━━━━━ THE INPUT ━━━━━
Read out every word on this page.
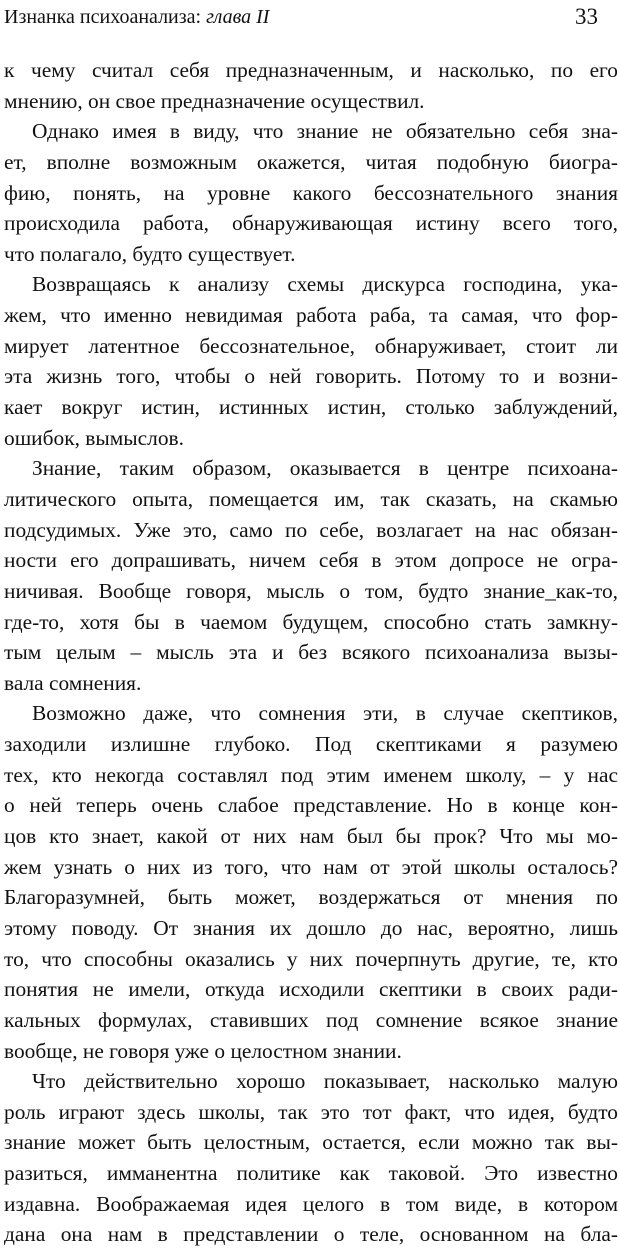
Изнанка психоанализа: глава II	33
к чему считал себя предназначенным, и насколько, по его
мнению, он свое предназначение осуществил.
Однако имея в виду, что знание не обязательно себя зна-
ет, вполне возможным окажется, читая подобную биогра-
фию, понять, на уровне какого бессознательного знания
происходила работа, обнаруживающая истину всего того,
что полагало, будто существует.
Возвращаясь к анализу схемы дискурса господина, ука-
жем, что именно невидимая работа раба, та самая, что фор-
мирует латентное бессознательное, обнаруживает, стоит ли
эта жизнь того, чтобы о ней говорить. Потому то и возни-
кает вокруг истин, истинных истин, столько заблуждений,
ошибок, вымыслов.
Знание, таким образом, оказывается в центре психоана-
литического опыта, помещается им, так сказать, на скамью
подсудимых. Уже это, само по себе, возлагает на нас обязан-
ности его допрашивать, ничем себя в этом допросе не огра-
ничивая. Вообще говоря, мысль о том, будто знание_как-то,
где-то, хотя бы в чаемом будущем, способно стать замкну-
тым целым – мысль эта и без всякого психоанализа вызы-
вала сомнения.
Возможно даже, что сомнения эти, в случае скептиков,
заходили излишне глубоко. Под скептиками я разумею
тех, кто некогда составлял под этим именем школу, – у нас
о ней теперь очень слабое представление. Но в конце кон-
цов кто знает, какой от них нам был бы прок? Что мы мо-
жем узнать о них из того, что нам от этой школы осталось?
Благоразумней, быть может, воздержаться от мнения по
этому поводу. От знания их дошло до нас, вероятно, лишь
то, что способны оказались у них почерпнуть другие, те, кто
понятия не имели, откуда исходили скептики в своих ради-
кальных формулах, ставивших под сомнение всякое знание
вообще, не говоря уже о целостном знании.
Что действительно хорошо показывает, насколько малую
роль играют здесь школы, так это тот факт, что идея, будто
знание может быть целостным, остается, если можно так вы-
разиться, имманентна политике как таковой. Это известно
издавна. Воображаемая идея целого в том виде, в котором
дана она нам в представлении о теле, основанном на бла-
━━━━━
TASK TO COMPLETE
Filter the data for the string "мысль" and copy every line that has it.

RESULT OF THE EXERCISE
ничивая. Вообще говоря, мысль о том, будто знание_как-то,
тым целым – мысль эта и без всякого психоанализа вызы-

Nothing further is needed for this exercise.